§ GIVEN DATA:
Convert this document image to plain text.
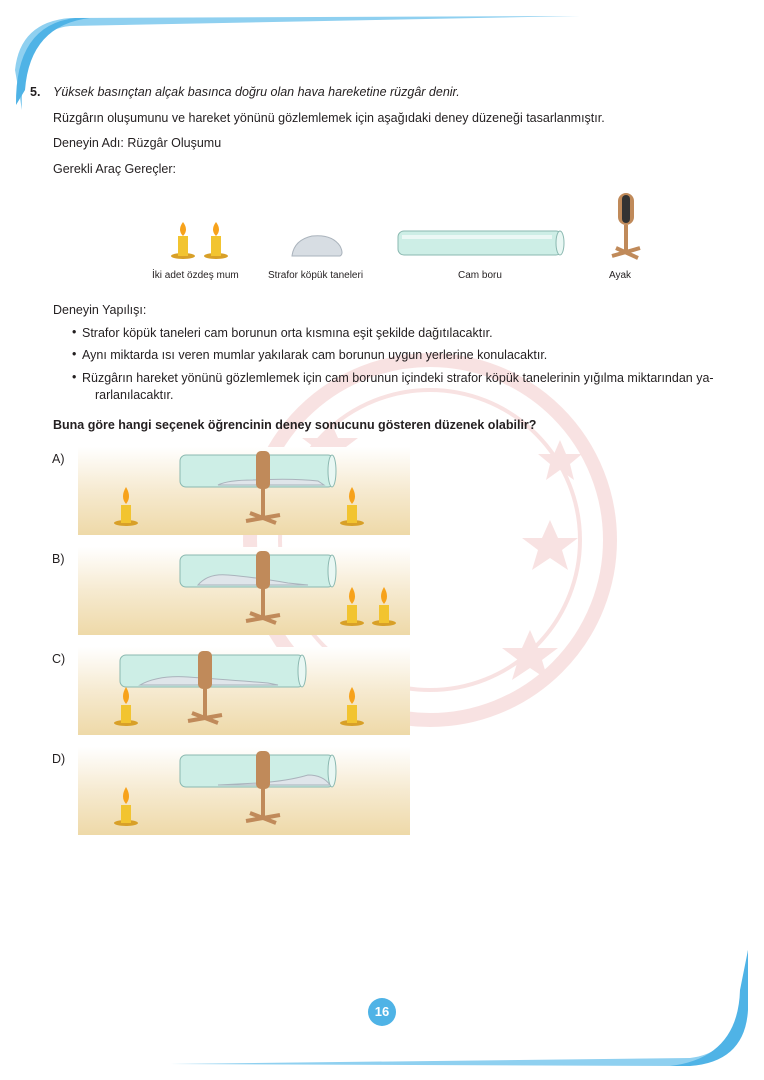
5. Yüksek basınçtan alçak basınca doğru olan hava hareketine rüzgâr denir.
Rüzgârın oluşumunu ve hareket yönünü gözlemlemek için aşağıdaki deney düzeneği tasarlanmıştır.
Deneyin Adı: Rüzgâr Oluşumu
Gerekli Araç Gereçler:
İki adet özdeş mum	Strafor köpük taneleri	Cam boru	Ayak
Deneyin Yapılışı:
• Strafor köpük taneleri cam borunun orta kısmına eşit şekilde dağıtılacaktır.
• Aynı miktarda ısı veren mumlar yakılarak cam borunun uygun yerlerine konulacaktır.
• Rüzgârın hareket yönünü gözlemlemek için cam borunun içindeki strafor köpük tanelerinin yığılma miktarından ya-
rarlanılacaktır.
Buna göre hangi seçenek öğrencinin deney sonucunu gösteren düzenek olabilir?
A)
B)
C)
D)
16
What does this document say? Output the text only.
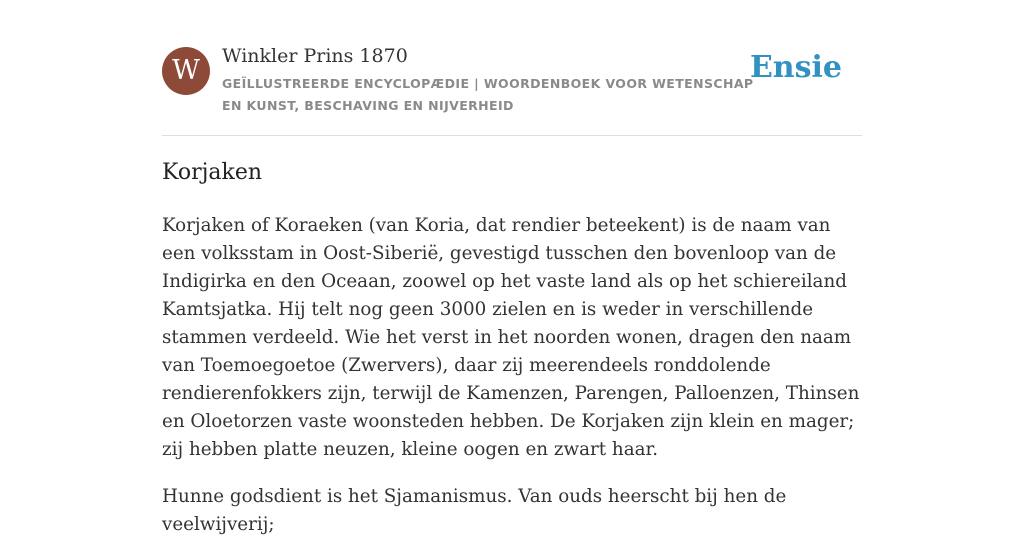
W	Winkler Prins 1870
GEÏLLUSTREERDE ENCYCLOPÆDIE | WOORDENBOEK VOOR WETENSCHAP EN KUNST, BESCHAVING EN NIJVERHEID
Ensie
Korjaken

Korjaken of Koraeken (van Koria, dat rendier beteekent) is de naam van een volksstam in Oost-Siberië, gevestigd tusschen den bovenloop van de Indigirka en den Oceaan, zoowel op het vaste land als op het schiereiland Kamtsjatka. Hij telt nog geen 3000 zielen en is weder in verschillende stammen verdeeld. Wie het verst in het noorden wonen, dragen den naam van Toemoegoetoe (Zwervers), daar zij meerendeels ronddolende rendierenfokkers zijn, terwijl de Kamenzen, Parengen, Palloenzen, Thinsen en Oloetorzen vaste woonsteden hebben. De Korjaken zijn klein en mager; zij hebben platte neuzen, kleine oogen en zwart haar.

Hunne godsdient is het Sjamanismus. Van ouds heerscht bij hen de veelwijverij;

§ THE PROBLEM:
All records should be output exactly, with the pictures left out.

§ TASK RESULT:
Convert this document image to plain text.
5. Yüksek basınçtan alçak basınca doğru olan hava hareketine rüzgâr denir.
Rüzgârın oluşumunu ve hareket yönünü gözlemlemek için aşağıdaki deney düzeneği tasarlanmıştır.
Deneyin Adı: Rüzgâr Oluşumu
Gerekli Araç Gereçler:
İki adet özdeş mum	Strafor köpük taneleri	Cam boru	Ayak
Deneyin Yapılışı:
• Strafor köpük taneleri cam borunun orta kısmına eşit şekilde dağıtılacaktır.
• Aynı miktarda ısı veren mumlar yakılarak cam borunun uygun yerlerine konulacaktır.
• Rüzgârın hareket yönünü gözlemlemek için cam borunun içindeki strafor köpük tanelerinin yığılma miktarından ya-
rarlanılacaktır.
Buna göre hangi seçenek öğrencinin deney sonucunu gösteren düzenek olabilir?
A)
B)
C)
D)
16
What does this document say? Output the text only.
W	Winkler Prins 1870
GEÏLLUSTREERDE ENCYCLOPÆDIE | WOORDENBOEK VOOR WETENSCHAP EN KUNST, BESCHAVING EN NIJVERHEID
Ensie
Korjaken

Korjaken of Koraeken (van Koria, dat rendier beteekent) is de naam van een volksstam in Oost-Siberië, gevestigd tusschen den bovenloop van de Indigirka en den Oceaan, zoowel op het vaste land als op het schiereiland Kamtsjatka. Hij telt nog geen 3000 zielen en is weder in verschillende stammen verdeeld. Wie het verst in het noorden wonen, dragen den naam van Toemoegoetoe (Zwervers), daar zij meerendeels ronddolende rendierenfokkers zijn, terwijl de Kamenzen, Parengen, Palloenzen, Thinsen en Oloetorzen vaste woonsteden hebben. De Korjaken zijn klein en mager; zij hebben platte neuzen, kleine oogen en zwart haar.

Hunne godsdient is het Sjamanismus. Van ouds heerscht bij hen de veelwijverij;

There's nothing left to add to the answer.